→ **Extract**:

──────

One unique take on this moment is to view it as a test of how the legal system will translate “AI governance” into enforceable standards. Many AI policies are written as commitments: we will be responsible, we will respect rights, we will use human oversight. But commitments are not the same as verifiable procedures. Implementation details are where commitments become measurable.

If courts require that level of specificity, companies may need to treat AI governance like compliance in other regulated domains. That could mean formalizing approval processes, documenting data handling, and maintaining audit-ready records. It could also mean training staff not just on how to use AI tools, but on how to document usage in a way that can withstand scrutiny.

In Hollywood, where production timelines are tight and teams are distributed across departments and vendors, documentation can be an afterthought. Yet litigation turns afterthoughts into evidence. A studio that has adopted AI informally—without consistent logging or standardized workflows—may find itself at a disadvantage when asked to produce implementation details.

──────

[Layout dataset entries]

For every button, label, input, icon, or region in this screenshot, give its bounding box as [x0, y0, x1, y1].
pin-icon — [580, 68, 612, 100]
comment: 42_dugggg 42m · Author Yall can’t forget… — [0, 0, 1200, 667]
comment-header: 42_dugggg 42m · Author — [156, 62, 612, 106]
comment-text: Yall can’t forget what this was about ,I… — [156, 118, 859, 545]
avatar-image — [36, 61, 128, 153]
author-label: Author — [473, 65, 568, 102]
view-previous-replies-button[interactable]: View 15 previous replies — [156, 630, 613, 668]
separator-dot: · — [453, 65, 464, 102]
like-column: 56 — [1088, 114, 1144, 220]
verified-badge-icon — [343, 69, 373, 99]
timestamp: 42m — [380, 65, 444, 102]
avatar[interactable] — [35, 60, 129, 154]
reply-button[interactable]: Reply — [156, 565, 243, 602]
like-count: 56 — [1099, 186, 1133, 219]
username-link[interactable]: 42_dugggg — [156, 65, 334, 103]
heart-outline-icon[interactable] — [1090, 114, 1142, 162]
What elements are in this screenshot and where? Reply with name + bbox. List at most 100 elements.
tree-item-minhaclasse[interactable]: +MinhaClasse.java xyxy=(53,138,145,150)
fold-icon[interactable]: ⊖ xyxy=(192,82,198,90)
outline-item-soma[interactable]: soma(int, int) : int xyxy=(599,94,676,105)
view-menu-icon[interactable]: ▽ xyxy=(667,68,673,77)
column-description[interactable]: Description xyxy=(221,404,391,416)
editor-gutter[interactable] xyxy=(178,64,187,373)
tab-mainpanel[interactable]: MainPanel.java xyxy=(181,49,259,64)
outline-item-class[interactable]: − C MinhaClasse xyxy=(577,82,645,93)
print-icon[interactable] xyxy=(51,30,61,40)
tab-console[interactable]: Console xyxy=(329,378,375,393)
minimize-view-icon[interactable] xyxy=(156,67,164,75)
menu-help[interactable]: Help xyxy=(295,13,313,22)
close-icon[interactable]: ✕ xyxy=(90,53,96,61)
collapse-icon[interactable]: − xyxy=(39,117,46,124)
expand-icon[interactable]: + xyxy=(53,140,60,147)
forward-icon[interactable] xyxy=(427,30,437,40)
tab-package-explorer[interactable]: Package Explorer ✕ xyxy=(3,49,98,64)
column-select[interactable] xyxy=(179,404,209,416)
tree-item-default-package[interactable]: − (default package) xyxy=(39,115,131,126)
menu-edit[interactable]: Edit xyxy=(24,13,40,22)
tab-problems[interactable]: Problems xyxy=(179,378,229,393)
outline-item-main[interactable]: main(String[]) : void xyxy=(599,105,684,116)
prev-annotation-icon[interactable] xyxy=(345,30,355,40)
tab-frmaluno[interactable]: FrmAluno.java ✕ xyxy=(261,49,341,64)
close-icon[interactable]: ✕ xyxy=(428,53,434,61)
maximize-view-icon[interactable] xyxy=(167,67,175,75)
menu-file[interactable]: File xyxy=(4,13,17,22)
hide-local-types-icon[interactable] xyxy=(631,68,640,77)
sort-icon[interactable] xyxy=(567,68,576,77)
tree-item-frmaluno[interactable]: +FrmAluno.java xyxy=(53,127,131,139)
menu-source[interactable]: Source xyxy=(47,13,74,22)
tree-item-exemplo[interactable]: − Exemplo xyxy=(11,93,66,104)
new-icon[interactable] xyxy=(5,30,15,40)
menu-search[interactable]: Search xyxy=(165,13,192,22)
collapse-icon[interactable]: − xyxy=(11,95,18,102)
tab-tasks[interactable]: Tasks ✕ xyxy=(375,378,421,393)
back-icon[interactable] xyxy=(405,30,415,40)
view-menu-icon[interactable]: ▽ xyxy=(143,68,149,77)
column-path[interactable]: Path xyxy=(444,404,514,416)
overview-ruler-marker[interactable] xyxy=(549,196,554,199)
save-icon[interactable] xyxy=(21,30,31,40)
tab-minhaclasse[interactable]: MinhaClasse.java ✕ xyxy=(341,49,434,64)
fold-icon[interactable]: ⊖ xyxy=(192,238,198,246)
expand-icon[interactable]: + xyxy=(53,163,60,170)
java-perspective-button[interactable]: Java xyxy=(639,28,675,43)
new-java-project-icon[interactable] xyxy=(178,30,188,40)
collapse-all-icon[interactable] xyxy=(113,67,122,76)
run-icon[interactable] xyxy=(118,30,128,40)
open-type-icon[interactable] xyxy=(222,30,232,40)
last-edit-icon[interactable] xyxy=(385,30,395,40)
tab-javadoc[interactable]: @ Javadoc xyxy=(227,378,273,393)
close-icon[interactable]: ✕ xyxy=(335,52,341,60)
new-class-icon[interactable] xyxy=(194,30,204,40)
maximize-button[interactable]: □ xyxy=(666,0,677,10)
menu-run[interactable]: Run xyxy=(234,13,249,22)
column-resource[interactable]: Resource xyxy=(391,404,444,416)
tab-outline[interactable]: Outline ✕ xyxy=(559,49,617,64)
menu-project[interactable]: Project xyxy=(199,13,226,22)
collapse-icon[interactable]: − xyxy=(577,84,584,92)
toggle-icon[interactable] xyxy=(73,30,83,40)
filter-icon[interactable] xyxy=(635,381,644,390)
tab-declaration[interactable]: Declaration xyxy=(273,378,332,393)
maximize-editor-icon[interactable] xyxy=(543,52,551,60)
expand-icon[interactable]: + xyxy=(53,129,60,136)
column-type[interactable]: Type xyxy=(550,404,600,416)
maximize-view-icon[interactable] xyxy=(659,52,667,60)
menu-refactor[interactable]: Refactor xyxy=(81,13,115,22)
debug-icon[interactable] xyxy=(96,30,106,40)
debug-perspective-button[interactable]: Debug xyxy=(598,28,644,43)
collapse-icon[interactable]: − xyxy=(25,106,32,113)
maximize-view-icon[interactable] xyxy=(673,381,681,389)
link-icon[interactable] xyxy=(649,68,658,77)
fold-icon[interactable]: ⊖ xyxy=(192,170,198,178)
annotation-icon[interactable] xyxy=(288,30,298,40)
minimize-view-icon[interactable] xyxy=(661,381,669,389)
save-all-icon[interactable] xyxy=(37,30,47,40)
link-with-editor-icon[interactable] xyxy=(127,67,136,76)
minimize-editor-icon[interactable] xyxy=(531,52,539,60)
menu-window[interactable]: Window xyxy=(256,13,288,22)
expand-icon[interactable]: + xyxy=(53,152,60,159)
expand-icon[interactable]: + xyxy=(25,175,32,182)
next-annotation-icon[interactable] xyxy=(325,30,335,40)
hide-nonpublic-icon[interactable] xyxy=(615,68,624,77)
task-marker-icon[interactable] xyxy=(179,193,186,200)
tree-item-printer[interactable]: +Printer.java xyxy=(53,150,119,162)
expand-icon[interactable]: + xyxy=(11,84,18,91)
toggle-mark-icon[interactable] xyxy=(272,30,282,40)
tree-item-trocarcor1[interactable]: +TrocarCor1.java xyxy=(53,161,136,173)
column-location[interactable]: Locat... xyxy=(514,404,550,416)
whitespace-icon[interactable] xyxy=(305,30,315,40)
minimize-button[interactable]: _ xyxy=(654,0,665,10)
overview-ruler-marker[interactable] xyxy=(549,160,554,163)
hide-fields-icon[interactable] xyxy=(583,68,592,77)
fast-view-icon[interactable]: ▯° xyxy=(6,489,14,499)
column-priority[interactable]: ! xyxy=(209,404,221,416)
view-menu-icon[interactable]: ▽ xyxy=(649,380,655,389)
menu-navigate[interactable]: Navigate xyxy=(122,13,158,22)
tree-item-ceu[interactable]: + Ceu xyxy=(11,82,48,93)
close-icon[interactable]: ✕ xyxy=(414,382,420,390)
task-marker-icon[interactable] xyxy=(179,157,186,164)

──────

→ **What is asked**: List every example commitment that the text on AI governance quotes from AI policies.

→ **Solution for this task**:
- we will be responsible
- we will respect rights
- we will use human oversight